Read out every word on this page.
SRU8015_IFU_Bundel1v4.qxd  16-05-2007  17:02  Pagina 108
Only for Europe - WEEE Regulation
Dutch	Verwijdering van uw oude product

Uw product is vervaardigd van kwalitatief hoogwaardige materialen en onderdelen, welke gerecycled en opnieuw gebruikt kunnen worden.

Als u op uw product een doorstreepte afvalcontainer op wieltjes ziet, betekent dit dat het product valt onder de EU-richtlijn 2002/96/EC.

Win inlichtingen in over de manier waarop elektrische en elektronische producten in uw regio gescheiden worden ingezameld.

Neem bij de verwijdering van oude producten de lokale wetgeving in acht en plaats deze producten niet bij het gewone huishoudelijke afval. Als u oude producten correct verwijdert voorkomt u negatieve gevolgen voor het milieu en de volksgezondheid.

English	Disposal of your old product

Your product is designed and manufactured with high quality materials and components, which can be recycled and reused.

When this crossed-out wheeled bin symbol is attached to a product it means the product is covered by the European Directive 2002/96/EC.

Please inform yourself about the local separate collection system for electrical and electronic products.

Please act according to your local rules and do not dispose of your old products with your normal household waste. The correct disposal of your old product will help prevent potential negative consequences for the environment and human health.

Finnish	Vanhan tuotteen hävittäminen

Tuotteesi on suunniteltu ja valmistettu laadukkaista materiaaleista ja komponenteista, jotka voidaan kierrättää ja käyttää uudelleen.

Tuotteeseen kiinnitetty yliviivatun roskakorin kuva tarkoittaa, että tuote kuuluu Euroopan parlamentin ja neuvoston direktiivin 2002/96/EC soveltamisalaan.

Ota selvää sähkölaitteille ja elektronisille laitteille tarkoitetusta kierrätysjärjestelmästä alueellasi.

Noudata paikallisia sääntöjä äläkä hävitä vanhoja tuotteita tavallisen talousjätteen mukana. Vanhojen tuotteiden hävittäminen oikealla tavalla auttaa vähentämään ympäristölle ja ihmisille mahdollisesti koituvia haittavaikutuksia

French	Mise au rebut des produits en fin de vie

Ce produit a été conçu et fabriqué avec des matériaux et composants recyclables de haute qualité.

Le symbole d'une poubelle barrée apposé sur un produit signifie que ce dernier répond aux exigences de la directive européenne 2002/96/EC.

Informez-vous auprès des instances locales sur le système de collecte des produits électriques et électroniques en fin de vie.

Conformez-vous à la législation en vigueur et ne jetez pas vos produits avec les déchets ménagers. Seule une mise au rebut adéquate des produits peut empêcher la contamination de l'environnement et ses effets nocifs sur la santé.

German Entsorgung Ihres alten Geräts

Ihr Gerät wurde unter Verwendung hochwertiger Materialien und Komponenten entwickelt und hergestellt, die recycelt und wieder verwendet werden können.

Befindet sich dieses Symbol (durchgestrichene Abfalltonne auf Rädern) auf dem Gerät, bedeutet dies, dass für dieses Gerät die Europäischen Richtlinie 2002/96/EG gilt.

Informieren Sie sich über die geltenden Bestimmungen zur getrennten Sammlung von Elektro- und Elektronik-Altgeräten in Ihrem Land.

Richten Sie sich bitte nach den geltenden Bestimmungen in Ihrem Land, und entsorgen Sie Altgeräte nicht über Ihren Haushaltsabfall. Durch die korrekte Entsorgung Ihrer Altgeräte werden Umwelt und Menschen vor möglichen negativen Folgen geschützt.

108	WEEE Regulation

**Task instructions:** Go through the listing and copy all of it exactly.

**Task output:**
Read out every word on this page.
SRU8015_IFU_Bundel1v4.qxd  16-05-2007  17:02  Pagina 108
Only for Europe - WEEE Regulation
Dutch	Verwijdering van uw oude product

Uw product is vervaardigd van kwalitatief hoogwaardige materialen en onderdelen, welke gerecycled en opnieuw gebruikt kunnen worden.

Als u op uw product een doorstreepte afvalcontainer op wieltjes ziet, betekent dit dat het product valt onder de EU-richtlijn 2002/96/EC.

Win inlichtingen in over de manier waarop elektrische en elektronische producten in uw regio gescheiden worden ingezameld.

Neem bij de verwijdering van oude producten de lokale wetgeving in acht en plaats deze producten niet bij het gewone huishoudelijke afval. Als u oude producten correct verwijdert voorkomt u negatieve gevolgen voor het milieu en de volksgezondheid.

English	Disposal of your old product

Your product is designed and manufactured with high quality materials and components, which can be recycled and reused.

When this crossed-out wheeled bin symbol is attached to a product it means the product is covered by the European Directive 2002/96/EC.

Please inform yourself about the local separate collection system for electrical and electronic products.

Please act according to your local rules and do not dispose of your old products with your normal household waste. The correct disposal of your old product will help prevent potential negative consequences for the environment and human health.

Finnish	Vanhan tuotteen hävittäminen

Tuotteesi on suunniteltu ja valmistettu laadukkaista materiaaleista ja komponenteista, jotka voidaan kierrättää ja käyttää uudelleen.

Tuotteeseen kiinnitetty yliviivatun roskakorin kuva tarkoittaa, että tuote kuuluu Euroopan parlamentin ja neuvoston direktiivin 2002/96/EC soveltamisalaan.

Ota selvää sähkölaitteille ja elektronisille laitteille tarkoitetusta kierrätysjärjestelmästä alueellasi.

Noudata paikallisia sääntöjä äläkä hävitä vanhoja tuotteita tavallisen talousjätteen mukana. Vanhojen tuotteiden hävittäminen oikealla tavalla auttaa vähentämään ympäristölle ja ihmisille mahdollisesti koituvia haittavaikutuksia

French	Mise au rebut des produits en fin de vie

Ce produit a été conçu et fabriqué avec des matériaux et composants recyclables de haute qualité.

Le symbole d'une poubelle barrée apposé sur un produit signifie que ce dernier répond aux exigences de la directive européenne 2002/96/EC.

Informez-vous auprès des instances locales sur le système de collecte des produits électriques et électroniques en fin de vie.

Conformez-vous à la législation en vigueur et ne jetez pas vos produits avec les déchets ménagers. Seule une mise au rebut adéquate des produits peut empêcher la contamination de l'environnement et ses effets nocifs sur la santé.

German Entsorgung Ihres alten Geräts

Ihr Gerät wurde unter Verwendung hochwertiger Materialien und Komponenten entwickelt und hergestellt, die recycelt und wieder verwendet werden können.

Befindet sich dieses Symbol (durchgestrichene Abfalltonne auf Rädern) auf dem Gerät, bedeutet dies, dass für dieses Gerät die Europäischen Richtlinie 2002/96/EG gilt.

Informieren Sie sich über die geltenden Bestimmungen zur getrennten Sammlung von Elektro- und Elektronik-Altgeräten in Ihrem Land.

Richten Sie sich bitte nach den geltenden Bestimmungen in Ihrem Land, und entsorgen Sie Altgeräte nicht über Ihren Haushaltsabfall. Durch die korrekte Entsorgung Ihrer Altgeräte werden Umwelt und Menschen vor möglichen negativen Folgen geschützt.

108	WEEE Regulation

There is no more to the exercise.